**The request:** Omit the pictures and output every entry below exactly as written.

______________________________

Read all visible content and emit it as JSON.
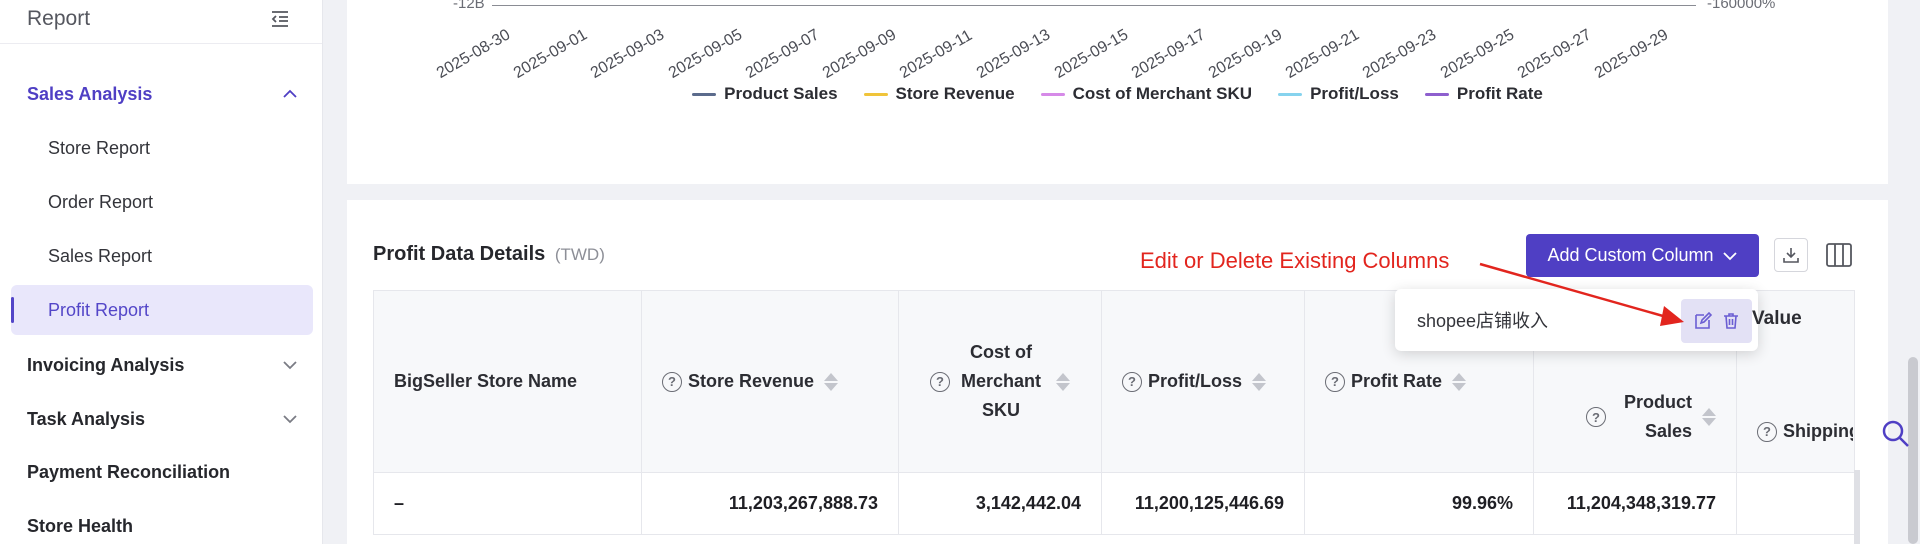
{
  "sidebar": {
    "title": "Report",
    "groups": [
      {
        "label": "Sales Analysis",
        "expanded": true
      },
      {
        "label": "Invoicing Analysis",
        "expanded": false
      },
      {
        "label": "Task Analysis",
        "expanded": false
      },
      {
        "label": "Payment Reconciliation"
      },
      {
        "label": "Store Health"
      }
    ],
    "items": [
      {
        "label": "Store Report"
      },
      {
        "label": "Order Report"
      },
      {
        "label": "Sales Report"
      },
      {
        "label": "Profit Report",
        "selected": true
      }
    ]
  },
  "chart": {
    "y_left_min": "-12B",
    "y_right_min": "-160000%",
    "x_ticks": [
      "2025-08-30",
      "2025-09-01",
      "2025-09-03",
      "2025-09-05",
      "2025-09-07",
      "2025-09-09",
      "2025-09-11",
      "2025-09-13",
      "2025-09-15",
      "2025-09-17",
      "2025-09-19",
      "2025-09-21",
      "2025-09-23",
      "2025-09-25",
      "2025-09-27",
      "2025-09-29"
    ],
    "legend": [
      {
        "label": "Product Sales",
        "color": "#5b6b8c"
      },
      {
        "label": "Store Revenue",
        "color": "#f0c43a"
      },
      {
        "label": "Cost of Merchant SKU",
        "color": "#d68ae8"
      },
      {
        "label": "Profit/Loss",
        "color": "#86d3ee"
      },
      {
        "label": "Profit Rate",
        "color": "#8e5fce"
      }
    ]
  },
  "profit_section": {
    "title": "Profit Data Details",
    "unit": "(TWD)",
    "add_button": "Add Custom Column",
    "annotation": "Edit or Delete Existing Columns",
    "popover_item": "shopee店铺收入",
    "partial_header": "Value",
    "columns": [
      {
        "label": "BigSeller Store Name"
      },
      {
        "label": "Store Revenue"
      },
      {
        "label": "Cost of Merchant SKU"
      },
      {
        "label": "Profit/Loss"
      },
      {
        "label": "Profit Rate"
      },
      {
        "label": "Product Sales"
      },
      {
        "label": "Shipping Paid By"
      }
    ],
    "rows": [
      [
        "–",
        "11,203,267,888.73",
        "3,142,442.04",
        "11,200,125,446.69",
        "99.96%",
        "11,204,348,319.77",
        ""
      ]
    ]
  },
  "colors": {
    "accent": "#4f3fc4",
    "annotation": "#e2251e"
  }
}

______________________________

**Correct output:**
Read all visible content and emit it as JSON.
{
  "sidebar": {
    "title": "Report",
    "groups": [
      {
        "label": "Sales Analysis",
        "expanded": true
      },
      {
        "label": "Invoicing Analysis",
        "expanded": false
      },
      {
        "label": "Task Analysis",
        "expanded": false
      },
      {
        "label": "Payment Reconciliation"
      },
      {
        "label": "Store Health"
      }
    ],
    "items": [
      {
        "label": "Store Report"
      },
      {
        "label": "Order Report"
      },
      {
        "label": "Sales Report"
      },
      {
        "label": "Profit Report",
        "selected": true
      }
    ]
  },
  "chart": {
    "y_left_min": "-12B",
    "y_right_min": "-160000%",
    "x_ticks": [
      "2025-08-30",
      "2025-09-01",
      "2025-09-03",
      "2025-09-05",
      "2025-09-07",
      "2025-09-09",
      "2025-09-11",
      "2025-09-13",
      "2025-09-15",
      "2025-09-17",
      "2025-09-19",
      "2025-09-21",
      "2025-09-23",
      "2025-09-25",
      "2025-09-27",
      "2025-09-29"
    ],
    "legend": [
      {
        "label": "Product Sales",
        "color": "#5b6b8c"
      },
      {
        "label": "Store Revenue",
        "color": "#f0c43a"
      },
      {
        "label": "Cost of Merchant SKU",
        "color": "#d68ae8"
      },
      {
        "label": "Profit/Loss",
        "color": "#86d3ee"
      },
      {
        "label": "Profit Rate",
        "color": "#8e5fce"
      }
    ]
  },
  "profit_section": {
    "title": "Profit Data Details",
    "unit": "(TWD)",
    "add_button": "Add Custom Column",
    "annotation": "Edit or Delete Existing Columns",
    "popover_item": "shopee店铺收入",
    "partial_header": "Value",
    "columns": [
      {
        "label": "BigSeller Store Name"
      },
      {
        "label": "Store Revenue"
      },
      {
        "label": "Cost of Merchant SKU"
      },
      {
        "label": "Profit/Loss"
      },
      {
        "label": "Profit Rate"
      },
      {
        "label": "Product Sales"
      },
      {
        "label": "Shipping Paid By"
      }
    ],
    "rows": [
      [
        "–",
        "11,203,267,888.73",
        "3,142,442.04",
        "11,200,125,446.69",
        "99.96%",
        "11,204,348,319.77",
        ""
      ]
    ]
  },
  "colors": {
    "accent": "#4f3fc4",
    "annotation": "#e2251e"
  }
}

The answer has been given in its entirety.